## BRIEF
Repeat all of the data precisely.

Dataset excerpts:
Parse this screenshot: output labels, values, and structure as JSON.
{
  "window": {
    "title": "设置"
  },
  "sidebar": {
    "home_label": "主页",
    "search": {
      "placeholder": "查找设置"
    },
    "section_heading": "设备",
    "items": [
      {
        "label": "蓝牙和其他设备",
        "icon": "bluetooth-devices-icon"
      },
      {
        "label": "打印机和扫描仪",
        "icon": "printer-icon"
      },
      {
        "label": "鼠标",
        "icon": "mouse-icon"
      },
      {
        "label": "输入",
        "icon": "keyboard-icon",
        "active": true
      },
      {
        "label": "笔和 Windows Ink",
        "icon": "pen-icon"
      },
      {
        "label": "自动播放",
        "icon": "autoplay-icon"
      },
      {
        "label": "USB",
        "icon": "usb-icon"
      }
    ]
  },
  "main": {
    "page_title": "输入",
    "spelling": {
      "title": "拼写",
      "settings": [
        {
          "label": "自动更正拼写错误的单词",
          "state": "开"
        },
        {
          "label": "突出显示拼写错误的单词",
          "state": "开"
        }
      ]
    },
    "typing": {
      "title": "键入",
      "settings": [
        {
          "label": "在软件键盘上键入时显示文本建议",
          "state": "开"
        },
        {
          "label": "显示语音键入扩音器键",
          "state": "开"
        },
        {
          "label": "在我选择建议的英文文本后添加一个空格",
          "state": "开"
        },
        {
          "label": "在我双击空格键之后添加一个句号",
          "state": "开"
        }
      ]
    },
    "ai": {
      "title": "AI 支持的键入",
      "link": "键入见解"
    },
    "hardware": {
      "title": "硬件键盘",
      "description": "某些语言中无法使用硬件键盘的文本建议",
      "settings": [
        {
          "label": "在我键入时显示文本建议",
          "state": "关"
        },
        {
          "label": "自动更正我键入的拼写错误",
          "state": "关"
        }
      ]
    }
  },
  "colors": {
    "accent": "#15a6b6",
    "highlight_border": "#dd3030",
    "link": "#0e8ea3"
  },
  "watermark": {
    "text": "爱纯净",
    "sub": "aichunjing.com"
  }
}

## TASK RESPONSE
Parse this screenshot: output labels, values, and structure as JSON.
{
  "window": {
    "title": "设置"
  },
  "sidebar": {
    "home_label": "主页",
    "search": {
      "placeholder": "查找设置"
    },
    "section_heading": "设备",
    "items": [
      {
        "label": "蓝牙和其他设备",
        "icon": "bluetooth-devices-icon"
      },
      {
        "label": "打印机和扫描仪",
        "icon": "printer-icon"
      },
      {
        "label": "鼠标",
        "icon": "mouse-icon"
      },
      {
        "label": "输入",
        "icon": "keyboard-icon",
        "active": true
      },
      {
        "label": "笔和 Windows Ink",
        "icon": "pen-icon"
      },
      {
        "label": "自动播放",
        "icon": "autoplay-icon"
      },
      {
        "label": "USB",
        "icon": "usb-icon"
      }
    ]
  },
  "main": {
    "page_title": "输入",
    "spelling": {
      "title": "拼写",
      "settings": [
        {
          "label": "自动更正拼写错误的单词",
          "state": "开"
        },
        {
          "label": "突出显示拼写错误的单词",
          "state": "开"
        }
      ]
    },
    "typing": {
      "title": "键入",
      "settings": [
        {
          "label": "在软件键盘上键入时显示文本建议",
          "state": "开"
        },
        {
          "label": "显示语音键入扩音器键",
          "state": "开"
        },
        {
          "label": "在我选择建议的英文文本后添加一个空格",
          "state": "开"
        },
        {
          "label": "在我双击空格键之后添加一个句号",
          "state": "开"
        }
      ]
    },
    "ai": {
      "title": "AI 支持的键入",
      "link": "键入见解"
    },
    "hardware": {
      "title": "硬件键盘",
      "description": "某些语言中无法使用硬件键盘的文本建议",
      "settings": [
        {
          "label": "在我键入时显示文本建议",
          "state": "关"
        },
        {
          "label": "自动更正我键入的拼写错误",
          "state": "关"
        }
      ]
    }
  },
  "colors": {
    "accent": "#15a6b6",
    "highlight_border": "#dd3030",
    "link": "#0e8ea3"
  },
  "watermark": {
    "text": "爱纯净",
    "sub": "aichunjing.com"
  }
}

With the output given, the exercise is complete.